* _What is being asked_: Return all the data, word for word.
=======
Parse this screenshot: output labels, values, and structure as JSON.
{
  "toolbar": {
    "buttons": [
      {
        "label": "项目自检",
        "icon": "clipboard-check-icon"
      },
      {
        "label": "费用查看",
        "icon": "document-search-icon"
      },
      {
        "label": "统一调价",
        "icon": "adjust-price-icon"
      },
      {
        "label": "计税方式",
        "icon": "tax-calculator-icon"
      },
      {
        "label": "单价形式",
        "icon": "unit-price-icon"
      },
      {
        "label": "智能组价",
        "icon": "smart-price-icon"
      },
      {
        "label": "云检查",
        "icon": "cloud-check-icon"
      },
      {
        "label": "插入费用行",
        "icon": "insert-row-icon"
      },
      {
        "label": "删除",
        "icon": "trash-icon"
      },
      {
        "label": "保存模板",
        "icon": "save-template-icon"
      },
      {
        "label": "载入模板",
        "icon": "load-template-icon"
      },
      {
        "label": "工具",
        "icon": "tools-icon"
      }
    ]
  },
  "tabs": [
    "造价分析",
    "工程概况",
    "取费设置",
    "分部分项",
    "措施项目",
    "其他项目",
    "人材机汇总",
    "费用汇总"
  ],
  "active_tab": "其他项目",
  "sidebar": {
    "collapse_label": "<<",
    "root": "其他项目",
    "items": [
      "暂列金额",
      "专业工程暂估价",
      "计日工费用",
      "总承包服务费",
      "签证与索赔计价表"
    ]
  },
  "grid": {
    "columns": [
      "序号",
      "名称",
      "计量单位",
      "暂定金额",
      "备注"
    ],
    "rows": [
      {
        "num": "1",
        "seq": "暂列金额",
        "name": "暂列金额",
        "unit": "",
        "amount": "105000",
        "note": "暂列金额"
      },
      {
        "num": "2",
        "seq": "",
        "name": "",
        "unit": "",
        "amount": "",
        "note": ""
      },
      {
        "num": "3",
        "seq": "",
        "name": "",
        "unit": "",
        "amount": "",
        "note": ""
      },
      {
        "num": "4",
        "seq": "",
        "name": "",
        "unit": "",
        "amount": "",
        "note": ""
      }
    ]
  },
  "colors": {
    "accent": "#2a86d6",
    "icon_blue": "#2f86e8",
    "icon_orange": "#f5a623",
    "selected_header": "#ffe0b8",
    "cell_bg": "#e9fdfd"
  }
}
=======
* _The output_:
Parse this screenshot: output labels, values, and structure as JSON.
{
  "toolbar": {
    "buttons": [
      {
        "label": "项目自检",
        "icon": "clipboard-check-icon"
      },
      {
        "label": "费用查看",
        "icon": "document-search-icon"
      },
      {
        "label": "统一调价",
        "icon": "adjust-price-icon"
      },
      {
        "label": "计税方式",
        "icon": "tax-calculator-icon"
      },
      {
        "label": "单价形式",
        "icon": "unit-price-icon"
      },
      {
        "label": "智能组价",
        "icon": "smart-price-icon"
      },
      {
        "label": "云检查",
        "icon": "cloud-check-icon"
      },
      {
        "label": "插入费用行",
        "icon": "insert-row-icon"
      },
      {
        "label": "删除",
        "icon": "trash-icon"
      },
      {
        "label": "保存模板",
        "icon": "save-template-icon"
      },
      {
        "label": "载入模板",
        "icon": "load-template-icon"
      },
      {
        "label": "工具",
        "icon": "tools-icon"
      }
    ]
  },
  "tabs": [
    "造价分析",
    "工程概况",
    "取费设置",
    "分部分项",
    "措施项目",
    "其他项目",
    "人材机汇总",
    "费用汇总"
  ],
  "active_tab": "其他项目",
  "sidebar": {
    "collapse_label": "<<",
    "root": "其他项目",
    "items": [
      "暂列金额",
      "专业工程暂估价",
      "计日工费用",
      "总承包服务费",
      "签证与索赔计价表"
    ]
  },
  "grid": {
    "columns": [
      "序号",
      "名称",
      "计量单位",
      "暂定金额",
      "备注"
    ],
    "rows": [
      {
        "num": "1",
        "seq": "暂列金额",
        "name": "暂列金额",
        "unit": "",
        "amount": "105000",
        "note": "暂列金额"
      },
      {
        "num": "2",
        "seq": "",
        "name": "",
        "unit": "",
        "amount": "",
        "note": ""
      },
      {
        "num": "3",
        "seq": "",
        "name": "",
        "unit": "",
        "amount": "",
        "note": ""
      },
      {
        "num": "4",
        "seq": "",
        "name": "",
        "unit": "",
        "amount": "",
        "note": ""
      }
    ]
  },
  "colors": {
    "accent": "#2a86d6",
    "icon_blue": "#2f86e8",
    "icon_orange": "#f5a623",
    "selected_header": "#ffe0b8",
    "cell_bg": "#e9fdfd"
  }
}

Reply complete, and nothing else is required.